## Start Dataset rows

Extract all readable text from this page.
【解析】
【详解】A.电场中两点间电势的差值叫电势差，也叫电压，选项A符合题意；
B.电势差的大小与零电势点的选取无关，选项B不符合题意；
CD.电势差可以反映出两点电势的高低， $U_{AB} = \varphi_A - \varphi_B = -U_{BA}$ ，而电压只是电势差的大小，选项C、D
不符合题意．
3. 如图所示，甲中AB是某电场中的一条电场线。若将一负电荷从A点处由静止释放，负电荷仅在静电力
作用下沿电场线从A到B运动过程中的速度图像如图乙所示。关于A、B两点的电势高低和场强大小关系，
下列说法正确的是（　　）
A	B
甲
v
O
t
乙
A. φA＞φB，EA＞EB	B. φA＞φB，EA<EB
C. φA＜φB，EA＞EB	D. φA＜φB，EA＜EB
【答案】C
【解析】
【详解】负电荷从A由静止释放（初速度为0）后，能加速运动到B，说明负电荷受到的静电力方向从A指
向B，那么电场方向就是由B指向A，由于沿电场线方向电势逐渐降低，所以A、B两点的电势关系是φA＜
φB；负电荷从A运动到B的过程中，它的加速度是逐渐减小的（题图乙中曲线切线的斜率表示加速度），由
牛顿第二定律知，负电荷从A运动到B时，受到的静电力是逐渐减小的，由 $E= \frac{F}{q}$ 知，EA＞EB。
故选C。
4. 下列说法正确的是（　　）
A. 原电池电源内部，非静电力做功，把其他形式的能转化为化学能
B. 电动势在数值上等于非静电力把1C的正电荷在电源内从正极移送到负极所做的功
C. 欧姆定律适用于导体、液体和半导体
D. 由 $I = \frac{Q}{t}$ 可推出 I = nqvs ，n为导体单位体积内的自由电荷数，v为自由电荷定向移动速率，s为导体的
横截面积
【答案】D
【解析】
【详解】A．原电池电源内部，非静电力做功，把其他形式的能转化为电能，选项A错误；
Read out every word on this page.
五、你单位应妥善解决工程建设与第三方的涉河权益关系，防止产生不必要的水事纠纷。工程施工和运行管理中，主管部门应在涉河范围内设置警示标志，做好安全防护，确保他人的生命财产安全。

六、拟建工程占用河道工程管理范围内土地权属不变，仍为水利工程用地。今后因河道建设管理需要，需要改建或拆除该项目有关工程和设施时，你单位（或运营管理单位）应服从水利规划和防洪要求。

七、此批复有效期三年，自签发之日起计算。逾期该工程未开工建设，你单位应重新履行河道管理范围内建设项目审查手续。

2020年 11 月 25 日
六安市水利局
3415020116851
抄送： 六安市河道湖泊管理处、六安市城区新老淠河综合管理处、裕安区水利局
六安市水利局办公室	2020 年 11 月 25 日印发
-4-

## End Dataset rows

- Task statement:
The listing above must be transcribed exactly, line by line.

- Solved exercise:
Extract all readable text from this page.
【解析】
【详解】A.电场中两点间电势的差值叫电势差，也叫电压，选项A符合题意；
B.电势差的大小与零电势点的选取无关，选项B不符合题意；
CD.电势差可以反映出两点电势的高低， $U_{AB} = \varphi_A - \varphi_B = -U_{BA}$ ，而电压只是电势差的大小，选项C、D
不符合题意．
3. 如图所示，甲中AB是某电场中的一条电场线。若将一负电荷从A点处由静止释放，负电荷仅在静电力
作用下沿电场线从A到B运动过程中的速度图像如图乙所示。关于A、B两点的电势高低和场强大小关系，
下列说法正确的是（　　）
A	B
甲
v
O
t
乙
A. φA＞φB，EA＞EB	B. φA＞φB，EA<EB
C. φA＜φB，EA＞EB	D. φA＜φB，EA＜EB
【答案】C
【解析】
【详解】负电荷从A由静止释放（初速度为0）后，能加速运动到B，说明负电荷受到的静电力方向从A指
向B，那么电场方向就是由B指向A，由于沿电场线方向电势逐渐降低，所以A、B两点的电势关系是φA＜
φB；负电荷从A运动到B的过程中，它的加速度是逐渐减小的（题图乙中曲线切线的斜率表示加速度），由
牛顿第二定律知，负电荷从A运动到B时，受到的静电力是逐渐减小的，由 $E= \frac{F}{q}$ 知，EA＞EB。
故选C。
4. 下列说法正确的是（　　）
A. 原电池电源内部，非静电力做功，把其他形式的能转化为化学能
B. 电动势在数值上等于非静电力把1C的正电荷在电源内从正极移送到负极所做的功
C. 欧姆定律适用于导体、液体和半导体
D. 由 $I = \frac{Q}{t}$ 可推出 I = nqvs ，n为导体单位体积内的自由电荷数，v为自由电荷定向移动速率，s为导体的
横截面积
【答案】D
【解析】
【详解】A．原电池电源内部，非静电力做功，把其他形式的能转化为电能，选项A错误；
Read out every word on this page.
五、你单位应妥善解决工程建设与第三方的涉河权益关系，防止产生不必要的水事纠纷。工程施工和运行管理中，主管部门应在涉河范围内设置警示标志，做好安全防护，确保他人的生命财产安全。

六、拟建工程占用河道工程管理范围内土地权属不变，仍为水利工程用地。今后因河道建设管理需要，需要改建或拆除该项目有关工程和设施时，你单位（或运营管理单位）应服从水利规划和防洪要求。

七、此批复有效期三年，自签发之日起计算。逾期该工程未开工建设，你单位应重新履行河道管理范围内建设项目审查手续。

2020年 11 月 25 日
六安市水利局
3415020116851
抄送： 六安市河道湖泊管理处、六安市城区新老淠河综合管理处、裕安区水利局
六安市水利局办公室	2020 年 11 月 25 日印发
-4-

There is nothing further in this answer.